- Problem details
Make an exact copy of the listing below.

(Dataset items)
---*---

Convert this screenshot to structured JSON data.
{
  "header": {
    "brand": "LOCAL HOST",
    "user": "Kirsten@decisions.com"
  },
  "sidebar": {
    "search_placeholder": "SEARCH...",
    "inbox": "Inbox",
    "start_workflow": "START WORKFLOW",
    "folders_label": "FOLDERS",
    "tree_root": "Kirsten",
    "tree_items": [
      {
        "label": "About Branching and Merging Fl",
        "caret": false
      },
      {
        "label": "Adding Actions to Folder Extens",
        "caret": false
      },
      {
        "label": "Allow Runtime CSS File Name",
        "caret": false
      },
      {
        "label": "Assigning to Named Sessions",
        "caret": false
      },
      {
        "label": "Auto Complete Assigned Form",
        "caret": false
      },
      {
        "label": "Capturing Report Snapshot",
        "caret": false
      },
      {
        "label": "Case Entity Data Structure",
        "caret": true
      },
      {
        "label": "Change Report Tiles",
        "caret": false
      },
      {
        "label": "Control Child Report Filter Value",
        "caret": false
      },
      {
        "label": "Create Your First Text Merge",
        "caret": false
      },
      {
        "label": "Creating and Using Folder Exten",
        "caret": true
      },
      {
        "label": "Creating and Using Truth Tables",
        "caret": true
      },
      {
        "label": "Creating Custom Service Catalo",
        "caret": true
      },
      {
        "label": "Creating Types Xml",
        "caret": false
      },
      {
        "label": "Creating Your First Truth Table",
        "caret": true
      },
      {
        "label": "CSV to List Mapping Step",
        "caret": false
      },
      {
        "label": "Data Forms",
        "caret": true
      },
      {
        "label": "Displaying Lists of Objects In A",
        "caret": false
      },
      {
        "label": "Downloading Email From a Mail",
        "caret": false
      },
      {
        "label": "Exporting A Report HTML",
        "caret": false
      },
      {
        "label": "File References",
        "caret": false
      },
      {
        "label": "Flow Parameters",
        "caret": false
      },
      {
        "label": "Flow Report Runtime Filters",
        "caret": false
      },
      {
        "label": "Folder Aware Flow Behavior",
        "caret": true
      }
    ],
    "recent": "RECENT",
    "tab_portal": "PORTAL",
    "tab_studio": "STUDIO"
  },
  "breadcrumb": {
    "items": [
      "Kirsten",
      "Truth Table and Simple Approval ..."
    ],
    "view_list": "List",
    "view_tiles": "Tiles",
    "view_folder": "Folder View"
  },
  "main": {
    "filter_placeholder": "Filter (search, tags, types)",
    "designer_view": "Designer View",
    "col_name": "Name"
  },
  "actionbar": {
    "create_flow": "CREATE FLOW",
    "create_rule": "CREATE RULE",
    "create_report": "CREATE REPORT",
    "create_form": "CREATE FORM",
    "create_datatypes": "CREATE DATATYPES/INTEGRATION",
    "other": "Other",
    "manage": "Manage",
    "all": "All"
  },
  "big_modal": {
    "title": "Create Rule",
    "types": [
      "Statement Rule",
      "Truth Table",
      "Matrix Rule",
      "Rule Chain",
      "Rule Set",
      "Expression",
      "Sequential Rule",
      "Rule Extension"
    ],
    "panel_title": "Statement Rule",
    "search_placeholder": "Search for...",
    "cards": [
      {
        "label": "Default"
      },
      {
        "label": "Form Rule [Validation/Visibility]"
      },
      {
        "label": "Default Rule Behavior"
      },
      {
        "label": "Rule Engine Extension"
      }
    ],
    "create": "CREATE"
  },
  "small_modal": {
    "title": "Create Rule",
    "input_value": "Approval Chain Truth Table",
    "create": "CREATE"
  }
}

---*---

- Solution to this exercise
Convert this screenshot to structured JSON data.
{
  "header": {
    "brand": "LOCAL HOST",
    "user": "Kirsten@decisions.com"
  },
  "sidebar": {
    "search_placeholder": "SEARCH...",
    "inbox": "Inbox",
    "start_workflow": "START WORKFLOW",
    "folders_label": "FOLDERS",
    "tree_root": "Kirsten",
    "tree_items": [
      {
        "label": "About Branching and Merging Fl",
        "caret": false
      },
      {
        "label": "Adding Actions to Folder Extens",
        "caret": false
      },
      {
        "label": "Allow Runtime CSS File Name",
        "caret": false
      },
      {
        "label": "Assigning to Named Sessions",
        "caret": false
      },
      {
        "label": "Auto Complete Assigned Form",
        "caret": false
      },
      {
        "label": "Capturing Report Snapshot",
        "caret": false
      },
      {
        "label": "Case Entity Data Structure",
        "caret": true
      },
      {
        "label": "Change Report Tiles",
        "caret": false
      },
      {
        "label": "Control Child Report Filter Value",
        "caret": false
      },
      {
        "label": "Create Your First Text Merge",
        "caret": false
      },
      {
        "label": "Creating and Using Folder Exten",
        "caret": true
      },
      {
        "label": "Creating and Using Truth Tables",
        "caret": true
      },
      {
        "label": "Creating Custom Service Catalo",
        "caret": true
      },
      {
        "label": "Creating Types Xml",
        "caret": false
      },
      {
        "label": "Creating Your First Truth Table",
        "caret": true
      },
      {
        "label": "CSV to List Mapping Step",
        "caret": false
      },
      {
        "label": "Data Forms",
        "caret": true
      },
      {
        "label": "Displaying Lists of Objects In A",
        "caret": false
      },
      {
        "label": "Downloading Email From a Mail",
        "caret": false
      },
      {
        "label": "Exporting A Report HTML",
        "caret": false
      },
      {
        "label": "File References",
        "caret": false
      },
      {
        "label": "Flow Parameters",
        "caret": false
      },
      {
        "label": "Flow Report Runtime Filters",
        "caret": false
      },
      {
        "label": "Folder Aware Flow Behavior",
        "caret": true
      }
    ],
    "recent": "RECENT",
    "tab_portal": "PORTAL",
    "tab_studio": "STUDIO"
  },
  "breadcrumb": {
    "items": [
      "Kirsten",
      "Truth Table and Simple Approval ..."
    ],
    "view_list": "List",
    "view_tiles": "Tiles",
    "view_folder": "Folder View"
  },
  "main": {
    "filter_placeholder": "Filter (search, tags, types)",
    "designer_view": "Designer View",
    "col_name": "Name"
  },
  "actionbar": {
    "create_flow": "CREATE FLOW",
    "create_rule": "CREATE RULE",
    "create_report": "CREATE REPORT",
    "create_form": "CREATE FORM",
    "create_datatypes": "CREATE DATATYPES/INTEGRATION",
    "other": "Other",
    "manage": "Manage",
    "all": "All"
  },
  "big_modal": {
    "title": "Create Rule",
    "types": [
      "Statement Rule",
      "Truth Table",
      "Matrix Rule",
      "Rule Chain",
      "Rule Set",
      "Expression",
      "Sequential Rule",
      "Rule Extension"
    ],
    "panel_title": "Statement Rule",
    "search_placeholder": "Search for...",
    "cards": [
      {
        "label": "Default"
      },
      {
        "label": "Form Rule [Validation/Visibility]"
      },
      {
        "label": "Default Rule Behavior"
      },
      {
        "label": "Rule Engine Extension"
      }
    ],
    "create": "CREATE"
  },
  "small_modal": {
    "title": "Create Rule",
    "input_value": "Approval Chain Truth Table",
    "create": "CREATE"
  }
}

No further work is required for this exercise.